- _REQUIRED TASK_
Return the listing below unchanged, minus its pictures.

- _DATA SECTION_
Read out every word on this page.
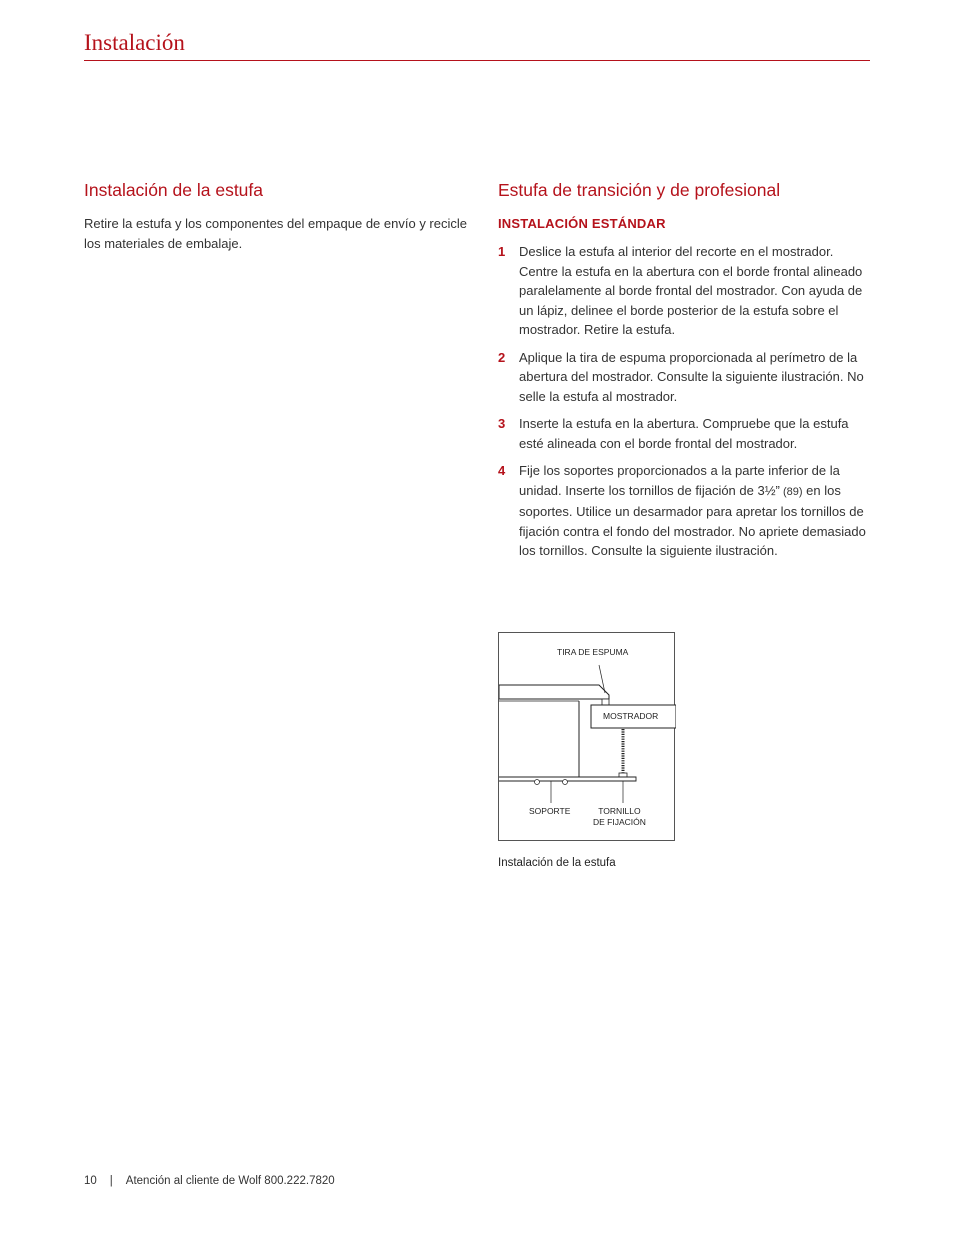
Instalación
Instalación de la estufa

Retire la estufa y los componentes del empaque de envío y recicle los materiales de embalaje.

Estufa de transición y de profesional
INSTALACIÓN ESTÁNDAR
1	Deslice la estufa al interior del recorte en el mostrador. Centre la estufa en la abertura con el borde frontal alineado paralelamente al borde frontal del mostrador. Con ayuda de un lápiz, delinee el borde posterior de la estufa sobre el mostrador. Retire la estufa.
2	Aplique la tira de espuma proporcionada al perímetro de la abertura del mostrador. Consulte la siguiente ilustración. No selle la estufa al mostrador.
3	Inserte la estufa en la abertura. Compruebe que la estufa esté alineada con el borde frontal del mostrador.
4	Fije los soportes proporcionados a la parte inferior de la unidad. Inserte los tornillos de fijación de 3½” (89) en los soportes. Utilice un desarmador para apretar los tornillos de fijación contra el fondo del mostrador. No apriete demasiado los tornillos. Consulte la siguiente ilustración.
TIRA DE ESPUMA
MOSTRADOR
SOPORTE	TORNILLO
DE FIJACIÓN
Instalación de la estufa
10 | Atención al cliente de Wolf 800.222.7820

- _RESULT OF THE TASK_
Read out every word on this page.
Instalación
Instalación de la estufa

Retire la estufa y los componentes del empaque de envío y recicle los materiales de embalaje.

Estufa de transición y de profesional
INSTALACIÓN ESTÁNDAR
1	Deslice la estufa al interior del recorte en el mostrador. Centre la estufa en la abertura con el borde frontal alineado paralelamente al borde frontal del mostrador. Con ayuda de un lápiz, delinee el borde posterior de la estufa sobre el mostrador. Retire la estufa.
2	Aplique la tira de espuma proporcionada al perímetro de la abertura del mostrador. Consulte la siguiente ilustración. No selle la estufa al mostrador.
3	Inserte la estufa en la abertura. Compruebe que la estufa esté alineada con el borde frontal del mostrador.
4	Fije los soportes proporcionados a la parte inferior de la unidad. Inserte los tornillos de fijación de 3½” (89) en los soportes. Utilice un desarmador para apretar los tornillos de fijación contra el fondo del mostrador. No apriete demasiado los tornillos. Consulte la siguiente ilustración.
TIRA DE ESPUMA
MOSTRADOR
SOPORTE	TORNILLO
DE FIJACIÓN
Instalación de la estufa
10 | Atención al cliente de Wolf 800.222.7820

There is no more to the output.